[Extracted records]
§ §

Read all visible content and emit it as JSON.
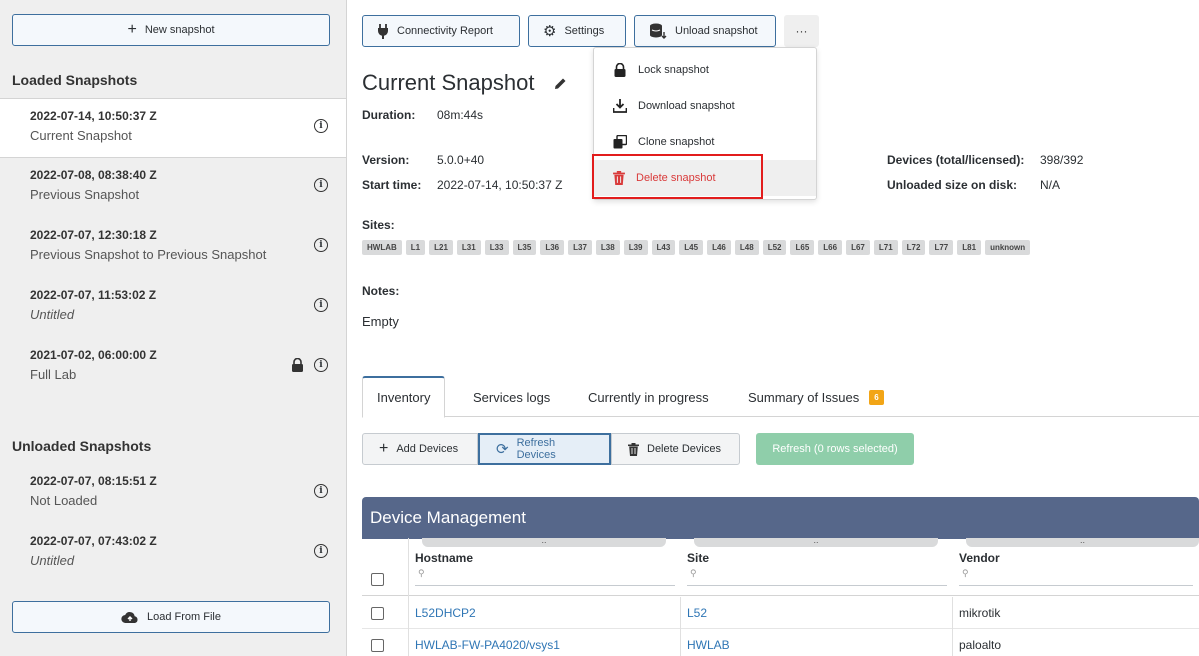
{
  "sidebar": {
    "new_snapshot_label": "New snapshot",
    "loaded_heading": "Loaded Snapshots",
    "loaded": [
      {
        "date": "2022-07-14, 10:50:37 Z",
        "name": "Current Snapshot"
      },
      {
        "date": "2022-07-08, 08:38:40 Z",
        "name": "Previous Snapshot"
      },
      {
        "date": "2022-07-07, 12:30:18 Z",
        "name": "Previous Snapshot to Previous Snapshot"
      },
      {
        "date": "2022-07-07, 11:53:02 Z",
        "name": "Untitled"
      },
      {
        "date": "2021-07-02, 06:00:00 Z",
        "name": "Full Lab"
      }
    ],
    "unloaded_heading": "Unloaded Snapshots",
    "unloaded": [
      {
        "date": "2022-07-07, 08:15:51 Z",
        "name": "Not Loaded"
      },
      {
        "date": "2022-07-07, 07:43:02 Z",
        "name": "Untitled"
      }
    ],
    "load_from_file_label": "Load From File",
    "info_glyph": "i"
  },
  "toolbar": {
    "connectivity_label": "Connectivity Report",
    "settings_label": "Settings",
    "unload_label": "Unload snapshot",
    "more_label": "···"
  },
  "dropdown": {
    "lock": "Lock snapshot",
    "download": "Download snapshot",
    "clone": "Clone snapshot",
    "delete": "Delete snapshot"
  },
  "snapshot": {
    "title": "Current Snapshot",
    "duration_label": "Duration:",
    "duration": "08m:44s",
    "version_label": "Version:",
    "version": "5.0.0+40",
    "start_label": "Start time:",
    "start": "2022-07-14, 10:50:37 Z",
    "devices_label": "Devices (total/licensed):",
    "devices": "398/392",
    "size_label": "Unloaded size on disk:",
    "size": "N/A",
    "sites_label": "Sites:",
    "sites": [
      "HWLAB",
      "L1",
      "L21",
      "L31",
      "L33",
      "L35",
      "L36",
      "L37",
      "L38",
      "L39",
      "L43",
      "L45",
      "L46",
      "L48",
      "L52",
      "L65",
      "L66",
      "L67",
      "L71",
      "L72",
      "L77",
      "L81",
      "unknown"
    ],
    "notes_label": "Notes:",
    "notes": "Empty"
  },
  "tabs": {
    "inventory": "Inventory",
    "services": "Services logs",
    "progress": "Currently in progress",
    "issues": "Summary of Issues",
    "issues_count": "6"
  },
  "actions": {
    "add": "Add Devices",
    "refresh": "Refresh Devices",
    "delete": "Delete Devices",
    "refresh_selected": "Refresh (0 rows selected)"
  },
  "grid": {
    "title": "Device Management",
    "drag_glyph": "..",
    "columns": [
      "Hostname",
      "Site",
      "Vendor"
    ],
    "rows": [
      {
        "hostname": "L52DHCP2",
        "site": "L52",
        "vendor": "mikrotik"
      },
      {
        "hostname": "HWLAB-FW-PA4020/vsys1",
        "site": "HWLAB",
        "vendor": "paloalto"
      }
    ]
  },
  "colors": {
    "accent": "#3d6f9e",
    "danger": "#d93a3a",
    "grid_header": "#56678a",
    "badge_orange": "#f2a516",
    "disabled_green": "#8fceaa"
  }
}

§ §

• [EXERCISE DIRECTIONS]: What is the number of lines in these records that contain "Refresh"? Reply with the number only.

• [WRITTEN RESPONSE]: 2